Select from the data all lines with the word "ΗΛΙΚΙΑ".

══════════════════════════════

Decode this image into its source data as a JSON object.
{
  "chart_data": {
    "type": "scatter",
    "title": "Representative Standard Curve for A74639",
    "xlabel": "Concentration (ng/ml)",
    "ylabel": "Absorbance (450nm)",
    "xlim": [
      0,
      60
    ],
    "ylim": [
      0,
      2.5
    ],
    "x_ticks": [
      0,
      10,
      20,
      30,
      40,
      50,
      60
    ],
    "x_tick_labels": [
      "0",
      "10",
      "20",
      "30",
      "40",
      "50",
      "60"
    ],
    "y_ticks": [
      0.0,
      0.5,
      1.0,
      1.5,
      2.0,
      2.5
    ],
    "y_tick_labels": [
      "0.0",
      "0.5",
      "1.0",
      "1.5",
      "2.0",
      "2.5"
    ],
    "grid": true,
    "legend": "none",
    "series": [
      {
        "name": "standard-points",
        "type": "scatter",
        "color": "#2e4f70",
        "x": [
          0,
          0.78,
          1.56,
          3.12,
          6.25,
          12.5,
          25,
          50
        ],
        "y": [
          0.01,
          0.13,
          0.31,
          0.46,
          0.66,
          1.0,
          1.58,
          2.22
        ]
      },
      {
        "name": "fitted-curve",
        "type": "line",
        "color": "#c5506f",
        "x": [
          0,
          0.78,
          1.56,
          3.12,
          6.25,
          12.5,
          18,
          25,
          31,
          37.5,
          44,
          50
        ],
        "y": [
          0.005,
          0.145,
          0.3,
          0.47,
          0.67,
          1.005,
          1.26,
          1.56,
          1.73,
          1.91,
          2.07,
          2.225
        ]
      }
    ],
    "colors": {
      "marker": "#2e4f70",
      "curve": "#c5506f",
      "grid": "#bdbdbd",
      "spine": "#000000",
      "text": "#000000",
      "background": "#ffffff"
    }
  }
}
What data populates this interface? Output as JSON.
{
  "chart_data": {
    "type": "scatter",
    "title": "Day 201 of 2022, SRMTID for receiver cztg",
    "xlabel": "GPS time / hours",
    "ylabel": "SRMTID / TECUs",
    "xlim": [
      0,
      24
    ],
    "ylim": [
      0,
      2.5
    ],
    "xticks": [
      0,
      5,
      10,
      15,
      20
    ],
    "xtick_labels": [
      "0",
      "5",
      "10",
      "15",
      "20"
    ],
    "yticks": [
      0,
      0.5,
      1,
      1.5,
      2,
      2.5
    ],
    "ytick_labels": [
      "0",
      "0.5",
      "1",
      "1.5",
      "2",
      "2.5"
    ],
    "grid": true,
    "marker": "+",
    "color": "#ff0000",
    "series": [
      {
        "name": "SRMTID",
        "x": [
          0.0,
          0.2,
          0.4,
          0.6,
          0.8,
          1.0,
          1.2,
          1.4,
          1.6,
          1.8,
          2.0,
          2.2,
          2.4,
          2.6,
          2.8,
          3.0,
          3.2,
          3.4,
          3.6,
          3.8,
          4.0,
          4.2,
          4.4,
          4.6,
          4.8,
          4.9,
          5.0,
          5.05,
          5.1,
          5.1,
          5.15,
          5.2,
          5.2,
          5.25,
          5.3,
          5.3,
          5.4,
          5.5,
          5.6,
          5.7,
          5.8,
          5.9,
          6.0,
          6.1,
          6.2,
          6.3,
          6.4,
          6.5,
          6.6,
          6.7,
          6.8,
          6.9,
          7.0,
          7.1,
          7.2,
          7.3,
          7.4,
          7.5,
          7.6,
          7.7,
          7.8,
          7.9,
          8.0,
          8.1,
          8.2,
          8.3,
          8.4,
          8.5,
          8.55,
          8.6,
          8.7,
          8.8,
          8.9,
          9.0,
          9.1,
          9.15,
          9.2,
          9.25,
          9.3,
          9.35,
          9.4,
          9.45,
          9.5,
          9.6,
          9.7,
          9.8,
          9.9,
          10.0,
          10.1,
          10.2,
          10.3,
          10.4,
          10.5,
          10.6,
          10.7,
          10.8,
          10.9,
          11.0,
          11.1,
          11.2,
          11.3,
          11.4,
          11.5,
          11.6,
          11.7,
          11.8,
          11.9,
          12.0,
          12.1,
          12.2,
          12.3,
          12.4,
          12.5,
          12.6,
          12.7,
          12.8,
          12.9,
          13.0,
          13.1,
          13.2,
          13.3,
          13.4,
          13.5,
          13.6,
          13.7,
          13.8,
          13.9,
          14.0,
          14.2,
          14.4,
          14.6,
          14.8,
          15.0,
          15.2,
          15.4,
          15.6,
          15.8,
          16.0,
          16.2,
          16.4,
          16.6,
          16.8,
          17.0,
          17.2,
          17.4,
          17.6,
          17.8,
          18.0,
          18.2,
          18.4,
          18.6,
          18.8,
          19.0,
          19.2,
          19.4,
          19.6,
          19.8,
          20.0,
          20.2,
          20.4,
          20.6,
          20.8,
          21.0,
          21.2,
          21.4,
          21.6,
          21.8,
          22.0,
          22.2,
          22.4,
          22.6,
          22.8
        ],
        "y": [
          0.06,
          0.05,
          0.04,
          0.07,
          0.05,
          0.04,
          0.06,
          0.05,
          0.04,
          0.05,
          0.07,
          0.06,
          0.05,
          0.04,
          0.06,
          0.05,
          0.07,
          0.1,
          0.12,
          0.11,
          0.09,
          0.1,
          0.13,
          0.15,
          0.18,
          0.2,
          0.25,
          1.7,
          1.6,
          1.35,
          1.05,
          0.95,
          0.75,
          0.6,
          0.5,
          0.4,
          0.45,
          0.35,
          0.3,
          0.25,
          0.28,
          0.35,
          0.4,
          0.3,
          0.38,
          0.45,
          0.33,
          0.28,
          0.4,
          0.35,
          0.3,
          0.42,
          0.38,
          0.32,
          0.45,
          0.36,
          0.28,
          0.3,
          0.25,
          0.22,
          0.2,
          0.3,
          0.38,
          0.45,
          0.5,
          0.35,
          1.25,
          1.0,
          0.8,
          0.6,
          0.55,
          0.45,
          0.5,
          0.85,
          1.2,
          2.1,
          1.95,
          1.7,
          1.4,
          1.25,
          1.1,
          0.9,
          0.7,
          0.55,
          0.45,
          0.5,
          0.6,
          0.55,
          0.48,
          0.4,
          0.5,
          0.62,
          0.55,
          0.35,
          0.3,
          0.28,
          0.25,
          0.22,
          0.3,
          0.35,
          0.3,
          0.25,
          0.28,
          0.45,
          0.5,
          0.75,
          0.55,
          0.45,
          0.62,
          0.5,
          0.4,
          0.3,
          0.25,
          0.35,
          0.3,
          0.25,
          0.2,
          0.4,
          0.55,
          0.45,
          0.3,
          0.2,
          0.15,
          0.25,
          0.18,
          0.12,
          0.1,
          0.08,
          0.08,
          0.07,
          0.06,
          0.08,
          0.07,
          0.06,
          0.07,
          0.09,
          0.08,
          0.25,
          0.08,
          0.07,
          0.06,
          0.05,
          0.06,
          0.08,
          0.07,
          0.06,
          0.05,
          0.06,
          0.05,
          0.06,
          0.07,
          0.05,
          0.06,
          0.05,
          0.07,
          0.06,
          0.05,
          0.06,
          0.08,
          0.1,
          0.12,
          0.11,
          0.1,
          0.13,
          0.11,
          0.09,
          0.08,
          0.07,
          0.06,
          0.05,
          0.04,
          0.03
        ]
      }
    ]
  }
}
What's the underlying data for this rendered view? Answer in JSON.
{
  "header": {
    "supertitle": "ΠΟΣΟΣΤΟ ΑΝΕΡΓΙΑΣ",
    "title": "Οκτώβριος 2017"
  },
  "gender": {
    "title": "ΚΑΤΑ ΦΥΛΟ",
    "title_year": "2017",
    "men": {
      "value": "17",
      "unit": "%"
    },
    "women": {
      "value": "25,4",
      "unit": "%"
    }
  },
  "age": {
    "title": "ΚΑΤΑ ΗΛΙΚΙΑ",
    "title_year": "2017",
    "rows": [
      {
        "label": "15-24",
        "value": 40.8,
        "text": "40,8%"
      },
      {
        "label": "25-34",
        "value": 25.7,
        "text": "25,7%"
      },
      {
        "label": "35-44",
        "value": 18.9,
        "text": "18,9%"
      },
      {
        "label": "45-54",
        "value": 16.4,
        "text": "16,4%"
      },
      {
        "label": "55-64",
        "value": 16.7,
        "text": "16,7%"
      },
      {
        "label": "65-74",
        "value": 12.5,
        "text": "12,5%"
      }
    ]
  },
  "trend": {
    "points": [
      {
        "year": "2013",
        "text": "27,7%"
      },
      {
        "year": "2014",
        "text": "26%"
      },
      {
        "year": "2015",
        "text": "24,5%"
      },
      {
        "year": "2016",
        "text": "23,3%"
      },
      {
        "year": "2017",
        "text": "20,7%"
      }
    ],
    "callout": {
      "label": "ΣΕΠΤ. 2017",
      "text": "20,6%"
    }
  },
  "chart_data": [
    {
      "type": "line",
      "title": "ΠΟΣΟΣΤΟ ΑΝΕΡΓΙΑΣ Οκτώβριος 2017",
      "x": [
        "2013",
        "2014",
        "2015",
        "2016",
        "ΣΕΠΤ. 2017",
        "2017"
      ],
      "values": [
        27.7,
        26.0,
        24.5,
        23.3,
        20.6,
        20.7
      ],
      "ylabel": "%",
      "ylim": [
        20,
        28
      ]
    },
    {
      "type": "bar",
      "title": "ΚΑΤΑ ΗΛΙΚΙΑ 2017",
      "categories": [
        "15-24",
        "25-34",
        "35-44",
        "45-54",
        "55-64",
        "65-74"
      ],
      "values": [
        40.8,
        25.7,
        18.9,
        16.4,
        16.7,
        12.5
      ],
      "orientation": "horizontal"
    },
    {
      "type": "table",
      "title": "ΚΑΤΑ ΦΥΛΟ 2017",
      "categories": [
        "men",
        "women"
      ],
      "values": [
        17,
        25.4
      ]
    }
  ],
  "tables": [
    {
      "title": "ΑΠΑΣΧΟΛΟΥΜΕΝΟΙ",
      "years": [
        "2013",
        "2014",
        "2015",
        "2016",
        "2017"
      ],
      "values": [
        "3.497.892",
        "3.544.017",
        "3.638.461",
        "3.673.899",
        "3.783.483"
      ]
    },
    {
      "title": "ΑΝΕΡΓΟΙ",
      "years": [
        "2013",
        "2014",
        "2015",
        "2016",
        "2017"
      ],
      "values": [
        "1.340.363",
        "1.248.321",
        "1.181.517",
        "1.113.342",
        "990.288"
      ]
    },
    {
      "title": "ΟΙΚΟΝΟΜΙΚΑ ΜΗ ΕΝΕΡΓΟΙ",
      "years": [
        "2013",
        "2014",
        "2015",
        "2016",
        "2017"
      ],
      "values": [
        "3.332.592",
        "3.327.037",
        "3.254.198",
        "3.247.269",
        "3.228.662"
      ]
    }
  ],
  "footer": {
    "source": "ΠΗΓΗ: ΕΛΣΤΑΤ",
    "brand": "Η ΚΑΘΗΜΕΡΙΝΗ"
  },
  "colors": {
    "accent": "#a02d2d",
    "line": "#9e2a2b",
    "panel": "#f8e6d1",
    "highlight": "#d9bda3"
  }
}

══════════════════════════════

◆ **Solution to the exercise**:
    "title": "ΚΑΤΑ ΗΛΙΚΙΑ",
      "title": "ΚΑΤΑ ΗΛΙΚΙΑ 2017",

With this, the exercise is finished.